Challenge: Pictures do not belong in the copy; restate the records below word for word.

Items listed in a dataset
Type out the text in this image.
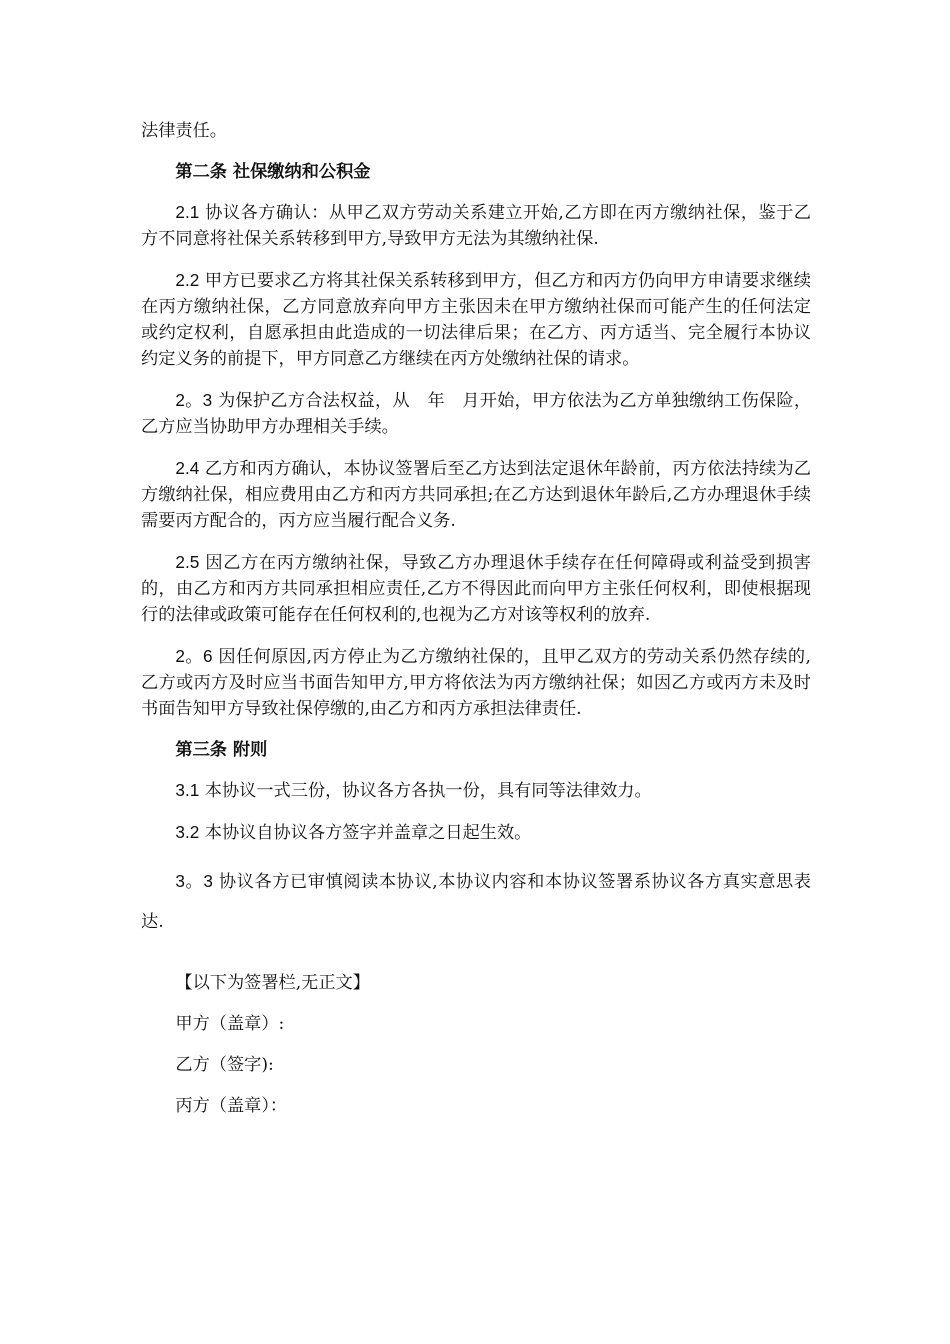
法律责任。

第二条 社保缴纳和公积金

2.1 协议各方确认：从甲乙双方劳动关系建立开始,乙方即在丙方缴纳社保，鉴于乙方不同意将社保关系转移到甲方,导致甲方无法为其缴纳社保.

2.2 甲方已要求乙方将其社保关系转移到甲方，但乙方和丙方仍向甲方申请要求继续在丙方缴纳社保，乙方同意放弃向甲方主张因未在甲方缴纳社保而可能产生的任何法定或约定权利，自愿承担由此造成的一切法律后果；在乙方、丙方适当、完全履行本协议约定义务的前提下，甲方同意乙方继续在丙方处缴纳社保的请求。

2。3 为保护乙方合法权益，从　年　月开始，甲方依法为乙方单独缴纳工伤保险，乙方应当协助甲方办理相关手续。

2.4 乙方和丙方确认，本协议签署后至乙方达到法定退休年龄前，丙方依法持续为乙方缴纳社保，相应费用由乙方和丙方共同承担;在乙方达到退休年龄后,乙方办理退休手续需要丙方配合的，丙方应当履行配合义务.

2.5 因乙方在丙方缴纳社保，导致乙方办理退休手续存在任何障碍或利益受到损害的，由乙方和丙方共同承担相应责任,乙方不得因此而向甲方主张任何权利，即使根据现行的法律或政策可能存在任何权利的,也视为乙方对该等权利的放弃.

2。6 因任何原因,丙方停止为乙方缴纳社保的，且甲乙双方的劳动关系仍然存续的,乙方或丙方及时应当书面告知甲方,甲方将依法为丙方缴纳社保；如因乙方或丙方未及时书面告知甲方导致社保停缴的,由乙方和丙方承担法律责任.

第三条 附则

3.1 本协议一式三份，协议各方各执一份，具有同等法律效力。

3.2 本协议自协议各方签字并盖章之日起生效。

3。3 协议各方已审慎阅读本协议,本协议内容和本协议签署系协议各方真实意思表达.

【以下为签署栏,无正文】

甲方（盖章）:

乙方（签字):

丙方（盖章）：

Answer for the task:
Type out the text in this image.
法律责任。

第二条 社保缴纳和公积金

2.1 协议各方确认：从甲乙双方劳动关系建立开始,乙方即在丙方缴纳社保，鉴于乙方不同意将社保关系转移到甲方,导致甲方无法为其缴纳社保.

2.2 甲方已要求乙方将其社保关系转移到甲方，但乙方和丙方仍向甲方申请要求继续在丙方缴纳社保，乙方同意放弃向甲方主张因未在甲方缴纳社保而可能产生的任何法定或约定权利，自愿承担由此造成的一切法律后果；在乙方、丙方适当、完全履行本协议约定义务的前提下，甲方同意乙方继续在丙方处缴纳社保的请求。

2。3 为保护乙方合法权益，从　年　月开始，甲方依法为乙方单独缴纳工伤保险，乙方应当协助甲方办理相关手续。

2.4 乙方和丙方确认，本协议签署后至乙方达到法定退休年龄前，丙方依法持续为乙方缴纳社保，相应费用由乙方和丙方共同承担;在乙方达到退休年龄后,乙方办理退休手续需要丙方配合的，丙方应当履行配合义务.

2.5 因乙方在丙方缴纳社保，导致乙方办理退休手续存在任何障碍或利益受到损害的，由乙方和丙方共同承担相应责任,乙方不得因此而向甲方主张任何权利，即使根据现行的法律或政策可能存在任何权利的,也视为乙方对该等权利的放弃.

2。6 因任何原因,丙方停止为乙方缴纳社保的，且甲乙双方的劳动关系仍然存续的,乙方或丙方及时应当书面告知甲方,甲方将依法为丙方缴纳社保；如因乙方或丙方未及时书面告知甲方导致社保停缴的,由乙方和丙方承担法律责任.

第三条 附则

3.1 本协议一式三份，协议各方各执一份，具有同等法律效力。

3.2 本协议自协议各方签字并盖章之日起生效。

3。3 协议各方已审慎阅读本协议,本协议内容和本协议签署系协议各方真实意思表达.

【以下为签署栏,无正文】

甲方（盖章）:

乙方（签字):

丙方（盖章）：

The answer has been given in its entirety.